***** Material *****

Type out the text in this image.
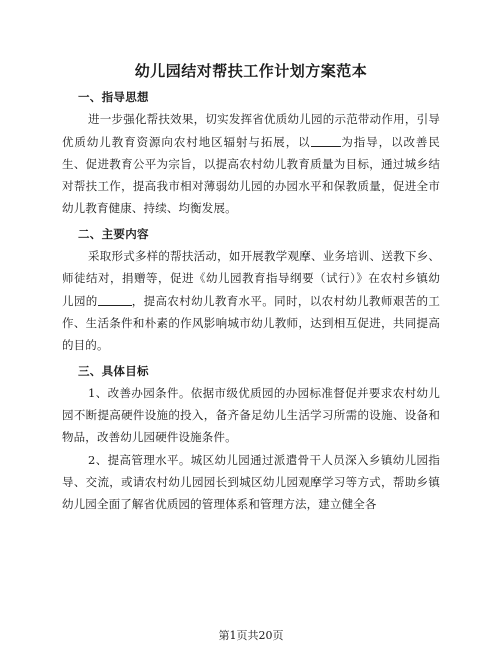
幼儿园结对帮扶工作计划方案范本

一、指导思想

进一步强化帮扶效果，切实发挥省优质幼儿园的示范带动作用，引导优质幼儿教育资源向农村地区辐射与拓展，以	为指导，以改善民生、促进教育公平为宗旨，以提高农村幼儿教育质量为目标，通过城乡结对帮扶工作，提高我市相对薄弱幼儿园的办园水平和保教质量，促进全市幼儿教育健康、持续、均衡发展。

二、主要内容

采取形式多样的帮扶活动，如开展教学观摩、业务培训、送教下乡、师徒结对，捐赠等，促进《幼儿园教育指导纲要（试行）》在农村乡镇幼儿园的	，提高农村幼儿教育水平。同时，以农村幼儿教师艰苦的工作、生活条件和朴素的作风影响城市幼儿教师，达到相互促进，共同提高的目的。

三、具体目标

1、改善办园条件。依据市级优质园的办园标准督促并要求农村幼儿园不断提高硬件设施的投入，备齐备足幼儿生活学习所需的设施、设备和物品，改善幼儿园硬件设施条件。

2、提高管理水平。城区幼儿园通过派遣骨干人员深入乡镇幼儿园指导、交流，或请农村幼儿园园长到城区幼儿园观摩学习等方式，帮助乡镇幼儿园全面了解省优质园的管理体系和管理方法，建立健全各

第1页共20页
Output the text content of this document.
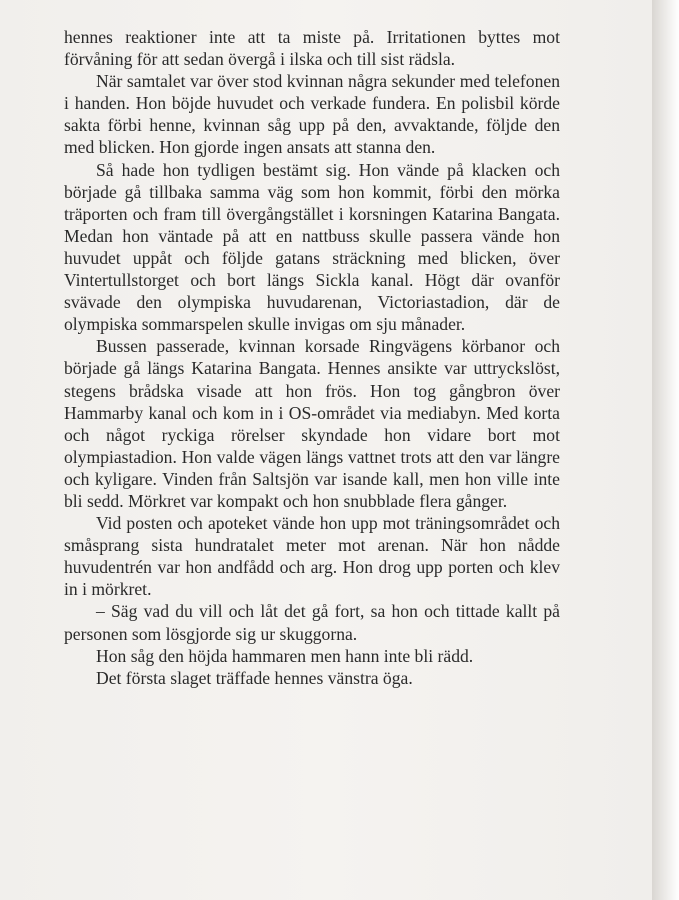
hennes reaktioner inte att ta miste på. Irritationen byttes mot förvåning för att sedan övergå i ilska och till sist rädsla.

När samtalet var över stod kvinnan några sekunder med telefonen i handen. Hon böjde huvudet och verkade fundera. En polisbil körde sakta förbi henne, kvinnan såg upp på den, avvaktande, följde den med blicken. Hon gjorde ingen ansats att stanna den.

Så hade hon tydligen bestämt sig. Hon vände på klacken och började gå tillbaka samma väg som hon kommit, förbi den mörka träporten och fram till övergångstället i korsningen Katarina Bangata. Medan hon väntade på att en nattbuss skulle passera vände hon huvudet uppåt och följde gatans sträckning med blicken, över Vintertullstorget och bort längs Sickla kanal. Högt där ovanför svävade den olympiska huvudarenan, Victoriastadion, där de olympiska sommarspelen skulle invigas om sju månader.

Bussen passerade, kvinnan korsade Ringvägens körbanor och började gå längs Katarina Bangata. Hennes ansikte var uttryckslöst, stegens brådska visade att hon frös. Hon tog gångbron över Hammarby kanal och kom in i OS-området via mediabyn. Med korta och något ryckiga rörelser skyndade hon vidare bort mot olympiastadion. Hon valde vägen längs vattnet trots att den var längre och kyligare. Vinden från Saltsjön var isande kall, men hon ville inte bli sedd. Mörkret var kompakt och hon snubblade flera gånger.

Vid posten och apoteket vände hon upp mot träningsområdet och småsprang sista hundratalet meter mot arenan. När hon nådde huvudentrén var hon andfådd och arg. Hon drog upp porten och klev in i mörkret.

– Säg vad du vill och låt det gå fort, sa hon och tittade kallt på personen som lösgjorde sig ur skuggorna.

Hon såg den höjda hammaren men hann inte bli rädd.

Det första slaget träffade hennes vänstra öga.
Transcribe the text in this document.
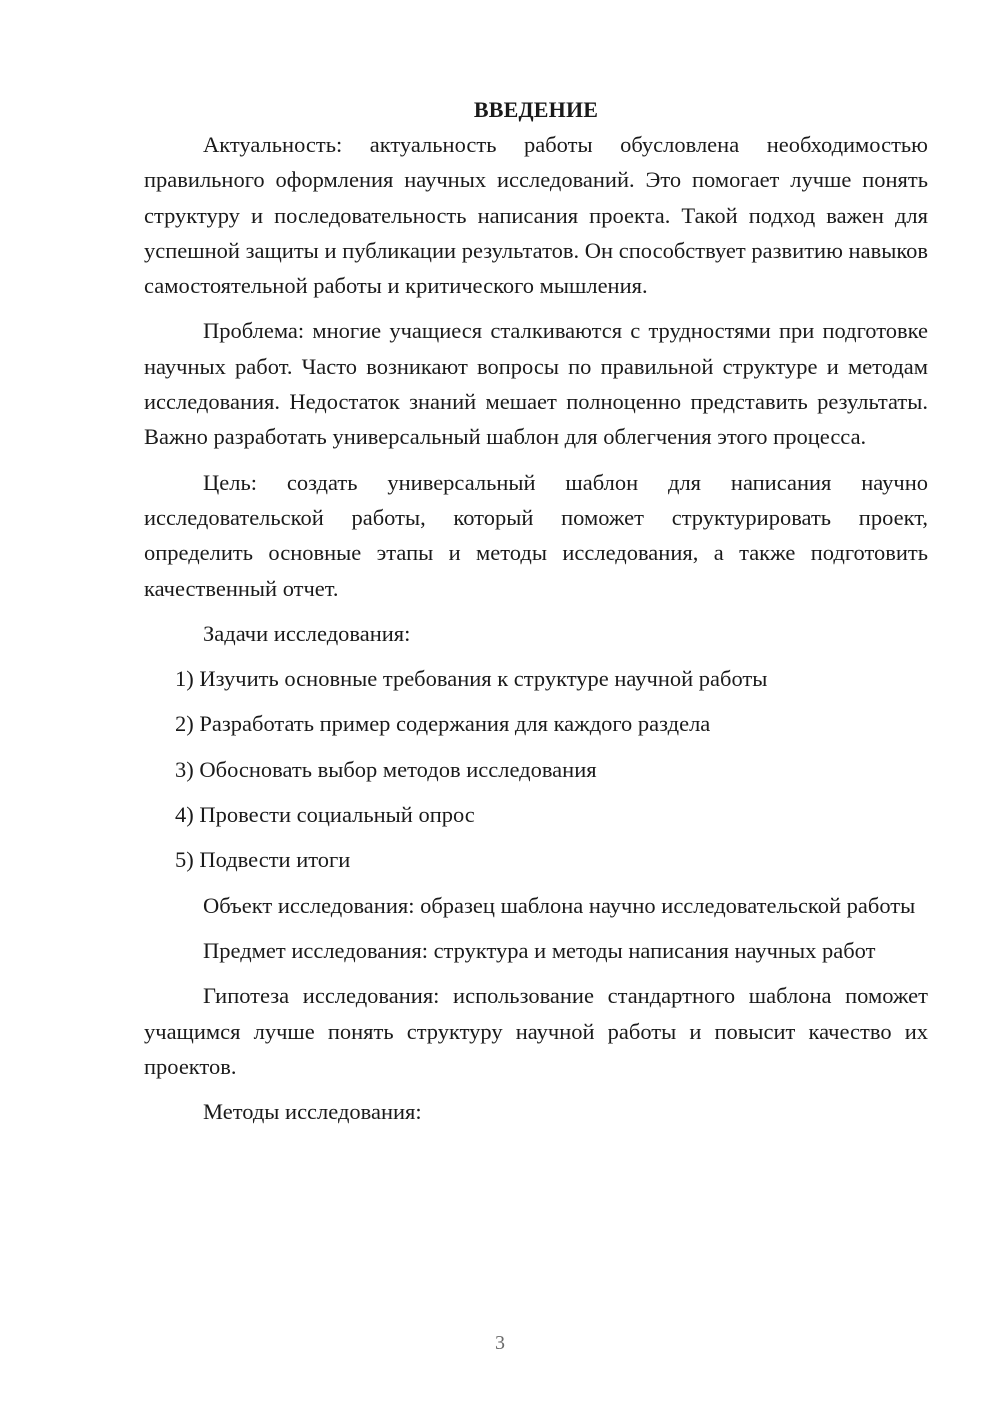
ВВЕДЕНИЕ

Актуальность: актуальность работы обусловлена необходимостью правильного оформления научных исследований. Это помогает лучше понять структуру и последовательность написания проекта. Такой подход важен для успешной защиты и публикации результатов. Он способствует развитию навыков самостоятельной работы и критического мышления.

Проблема: многие учащиеся сталкиваются с трудностями при подготовке научных работ. Часто возникают вопросы по правильной структуре и методам исследования. Недостаток знаний мешает полноценно представить результаты. Важно разработать универсальный шаблон для облегчения этого процесса.

Цель: создать универсальный шаблон для написания научно исследовательской работы, который поможет структурировать проект, определить основные этапы и методы исследования, а также подготовить качественный отчет.

Задачи исследования:

1) Изучить основные требования к структуре научной работы
2) Разработать пример содержания для каждого раздела
3) Обосновать выбор методов исследования
4) Провести социальный опрос
5) Подвести итоги

Объект исследования: образец шаблона научно исследовательской работы

Предмет исследования: структура и методы написания научных работ

Гипотеза исследования: использование стандартного шаблона поможет учащимся лучше понять структуру научной работы и повысит качество их проектов.

Методы исследования:

3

*****

> **Written task**: Copy out each line of the entries that holds "till".

> **Worked solution**:
hennes reaktioner inte att ta miste på. Irritationen byttes mot förvåning för att sedan övergå i ilska och till sist rädsla.
Så hade hon tydligen bestämt sig. Hon vände på klacken och började gå tillbaka samma väg som hon kommit, förbi den mörka träporten och fram till övergångstället i korsningen Katarina Bangata. Medan hon väntade på att en nattbuss skulle passera vände hon huvudet uppåt och följde gatans sträckning med blicken, över Vintertullstorget och bort längs Sickla kanal. Högt där ovanför svävade den olympiska huvudarenan, Victoriastadion, där de olympiska sommarspelen skulle invigas om sju månader.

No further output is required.